:: Instruction ::
Determine the number of lines containing the word "grabación", and state that figure alone.

:: Information supplied ::
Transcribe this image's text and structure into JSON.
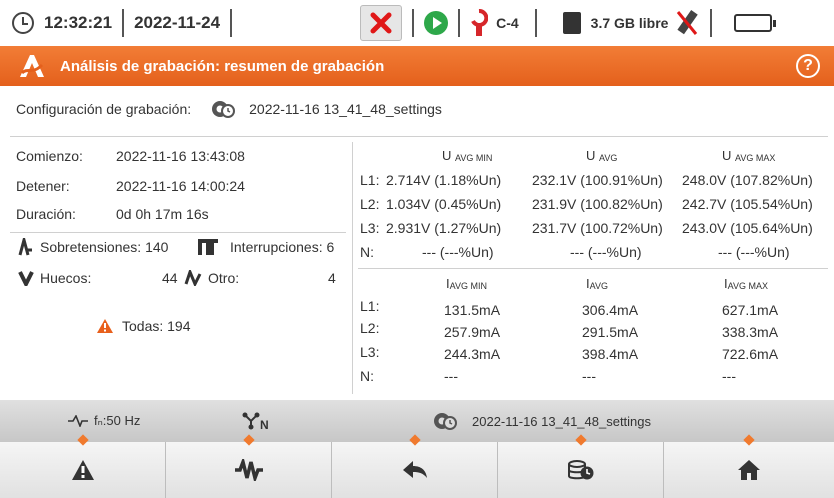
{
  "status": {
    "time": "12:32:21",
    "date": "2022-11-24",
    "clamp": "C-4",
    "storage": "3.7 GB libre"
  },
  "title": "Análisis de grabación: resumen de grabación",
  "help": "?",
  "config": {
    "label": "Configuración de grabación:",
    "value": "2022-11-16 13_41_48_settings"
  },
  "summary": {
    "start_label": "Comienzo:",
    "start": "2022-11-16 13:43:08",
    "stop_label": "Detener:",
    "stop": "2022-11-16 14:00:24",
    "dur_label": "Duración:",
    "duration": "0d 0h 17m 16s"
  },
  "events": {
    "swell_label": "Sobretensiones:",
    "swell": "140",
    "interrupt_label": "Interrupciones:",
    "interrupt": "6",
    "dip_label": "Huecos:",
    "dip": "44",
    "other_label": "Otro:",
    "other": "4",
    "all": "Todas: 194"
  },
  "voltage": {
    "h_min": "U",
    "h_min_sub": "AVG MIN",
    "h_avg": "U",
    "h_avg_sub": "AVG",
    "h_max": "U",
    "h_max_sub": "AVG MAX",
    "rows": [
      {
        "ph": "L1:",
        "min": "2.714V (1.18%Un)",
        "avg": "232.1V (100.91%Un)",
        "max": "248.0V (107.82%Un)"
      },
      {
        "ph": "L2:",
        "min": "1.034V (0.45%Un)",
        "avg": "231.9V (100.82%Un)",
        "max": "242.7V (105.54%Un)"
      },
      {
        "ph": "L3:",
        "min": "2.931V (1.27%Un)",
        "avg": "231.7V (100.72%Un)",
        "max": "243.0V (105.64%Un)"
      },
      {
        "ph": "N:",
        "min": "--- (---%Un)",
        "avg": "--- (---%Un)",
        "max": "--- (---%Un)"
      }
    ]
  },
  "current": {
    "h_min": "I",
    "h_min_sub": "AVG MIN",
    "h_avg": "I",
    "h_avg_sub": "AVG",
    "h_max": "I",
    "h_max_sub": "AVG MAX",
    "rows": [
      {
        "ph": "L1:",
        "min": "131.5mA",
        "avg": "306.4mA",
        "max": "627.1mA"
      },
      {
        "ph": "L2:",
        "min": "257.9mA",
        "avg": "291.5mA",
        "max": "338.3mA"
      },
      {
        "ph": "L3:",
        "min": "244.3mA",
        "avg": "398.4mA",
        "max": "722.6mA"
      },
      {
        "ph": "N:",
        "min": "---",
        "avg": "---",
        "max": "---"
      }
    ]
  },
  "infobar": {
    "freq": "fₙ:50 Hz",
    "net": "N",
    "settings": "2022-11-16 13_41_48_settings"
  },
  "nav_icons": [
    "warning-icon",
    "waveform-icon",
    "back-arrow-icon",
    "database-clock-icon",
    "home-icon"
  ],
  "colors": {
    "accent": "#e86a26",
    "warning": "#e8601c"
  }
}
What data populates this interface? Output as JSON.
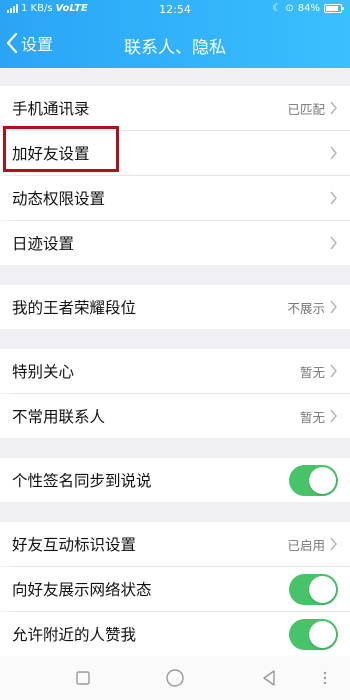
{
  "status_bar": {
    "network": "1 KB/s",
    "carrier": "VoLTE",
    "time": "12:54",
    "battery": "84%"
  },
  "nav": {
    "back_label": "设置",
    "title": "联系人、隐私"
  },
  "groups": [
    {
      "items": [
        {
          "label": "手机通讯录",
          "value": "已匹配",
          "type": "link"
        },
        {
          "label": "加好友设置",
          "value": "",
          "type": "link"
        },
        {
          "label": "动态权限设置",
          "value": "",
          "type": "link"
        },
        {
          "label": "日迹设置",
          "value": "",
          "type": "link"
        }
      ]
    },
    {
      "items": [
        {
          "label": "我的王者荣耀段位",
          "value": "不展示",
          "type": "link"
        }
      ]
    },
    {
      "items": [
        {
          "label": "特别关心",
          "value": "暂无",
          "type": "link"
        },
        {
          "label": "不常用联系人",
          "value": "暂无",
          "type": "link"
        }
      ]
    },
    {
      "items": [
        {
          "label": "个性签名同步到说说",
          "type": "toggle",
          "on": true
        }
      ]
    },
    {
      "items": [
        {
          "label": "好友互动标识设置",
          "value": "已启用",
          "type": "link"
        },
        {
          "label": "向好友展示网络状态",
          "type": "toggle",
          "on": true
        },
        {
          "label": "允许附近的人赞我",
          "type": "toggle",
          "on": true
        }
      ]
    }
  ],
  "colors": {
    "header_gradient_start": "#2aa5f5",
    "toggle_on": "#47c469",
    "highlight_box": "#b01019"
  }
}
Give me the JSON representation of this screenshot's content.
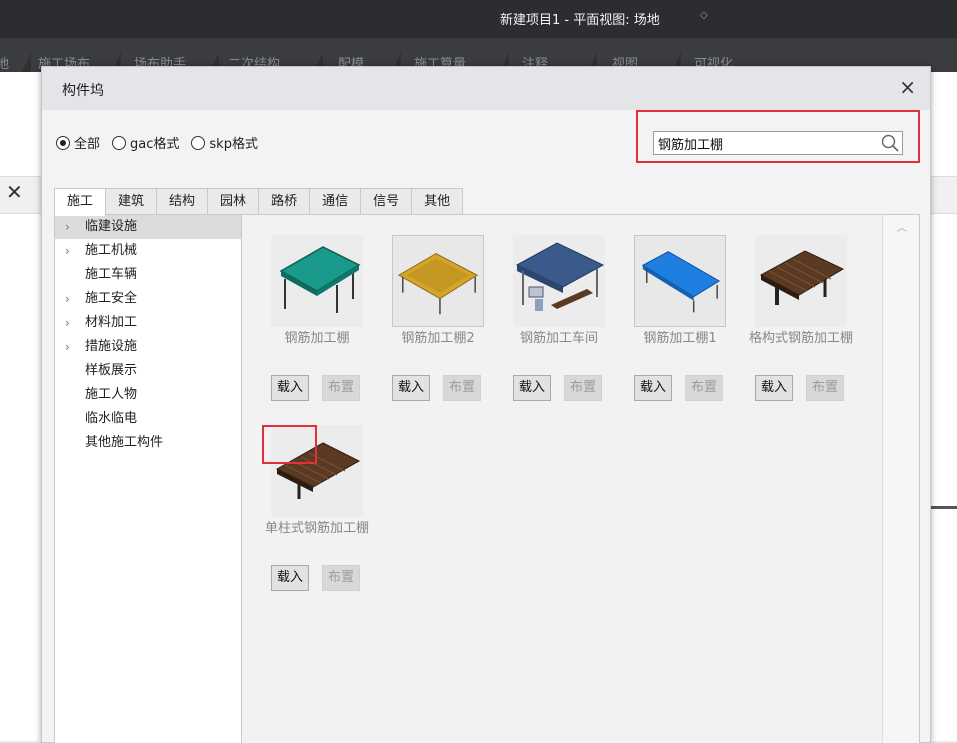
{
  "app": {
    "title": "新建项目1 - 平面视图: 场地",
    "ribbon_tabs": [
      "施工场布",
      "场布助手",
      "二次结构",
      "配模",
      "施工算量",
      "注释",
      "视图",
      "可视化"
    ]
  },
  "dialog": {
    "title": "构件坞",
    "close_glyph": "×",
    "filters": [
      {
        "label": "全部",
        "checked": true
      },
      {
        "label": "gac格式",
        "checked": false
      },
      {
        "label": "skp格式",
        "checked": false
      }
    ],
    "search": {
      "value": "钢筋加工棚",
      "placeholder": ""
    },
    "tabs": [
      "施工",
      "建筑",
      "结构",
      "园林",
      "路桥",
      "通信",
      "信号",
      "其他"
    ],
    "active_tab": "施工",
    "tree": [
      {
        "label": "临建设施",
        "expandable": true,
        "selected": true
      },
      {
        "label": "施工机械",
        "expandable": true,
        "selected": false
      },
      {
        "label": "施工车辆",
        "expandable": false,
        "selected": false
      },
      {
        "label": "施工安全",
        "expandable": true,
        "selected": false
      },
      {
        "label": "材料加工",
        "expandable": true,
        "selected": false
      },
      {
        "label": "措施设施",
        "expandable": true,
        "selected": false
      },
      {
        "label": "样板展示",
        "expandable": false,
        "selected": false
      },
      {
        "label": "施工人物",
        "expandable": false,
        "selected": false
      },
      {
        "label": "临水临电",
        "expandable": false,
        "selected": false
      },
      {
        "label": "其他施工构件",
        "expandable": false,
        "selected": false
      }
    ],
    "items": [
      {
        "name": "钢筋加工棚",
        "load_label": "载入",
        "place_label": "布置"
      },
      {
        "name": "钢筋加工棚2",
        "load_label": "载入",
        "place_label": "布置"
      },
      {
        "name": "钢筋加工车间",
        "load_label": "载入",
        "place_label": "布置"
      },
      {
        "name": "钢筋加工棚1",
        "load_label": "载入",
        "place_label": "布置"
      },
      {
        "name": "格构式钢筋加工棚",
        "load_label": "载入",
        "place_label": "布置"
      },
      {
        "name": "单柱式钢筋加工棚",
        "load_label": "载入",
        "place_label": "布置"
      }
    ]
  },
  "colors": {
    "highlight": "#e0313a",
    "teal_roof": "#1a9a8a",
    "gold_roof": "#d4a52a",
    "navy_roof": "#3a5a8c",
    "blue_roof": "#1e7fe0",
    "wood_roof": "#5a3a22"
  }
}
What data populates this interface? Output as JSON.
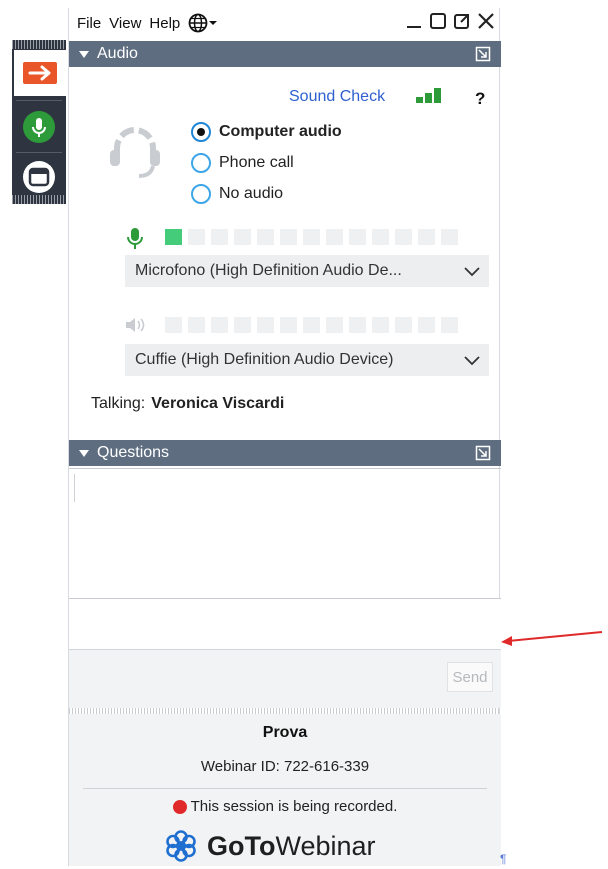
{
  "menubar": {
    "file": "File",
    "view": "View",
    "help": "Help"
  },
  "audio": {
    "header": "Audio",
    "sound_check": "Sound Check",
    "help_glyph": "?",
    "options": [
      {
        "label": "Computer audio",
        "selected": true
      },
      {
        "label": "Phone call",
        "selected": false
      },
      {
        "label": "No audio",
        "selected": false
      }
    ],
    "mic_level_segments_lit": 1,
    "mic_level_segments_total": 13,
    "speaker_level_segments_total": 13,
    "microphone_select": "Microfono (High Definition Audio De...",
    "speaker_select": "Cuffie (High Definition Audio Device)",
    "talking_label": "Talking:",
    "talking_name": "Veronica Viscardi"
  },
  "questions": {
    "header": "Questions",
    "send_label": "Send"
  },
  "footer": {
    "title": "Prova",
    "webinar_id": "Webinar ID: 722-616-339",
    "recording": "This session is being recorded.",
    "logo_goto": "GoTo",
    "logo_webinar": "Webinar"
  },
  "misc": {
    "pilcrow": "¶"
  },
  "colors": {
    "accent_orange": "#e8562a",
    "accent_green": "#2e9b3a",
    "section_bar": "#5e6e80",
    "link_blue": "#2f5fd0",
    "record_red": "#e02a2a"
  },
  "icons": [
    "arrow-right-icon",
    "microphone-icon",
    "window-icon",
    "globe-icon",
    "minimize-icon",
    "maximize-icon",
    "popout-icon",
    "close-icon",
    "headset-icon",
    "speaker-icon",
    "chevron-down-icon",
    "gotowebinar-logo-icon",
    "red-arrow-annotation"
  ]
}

:: Output of the task ::
2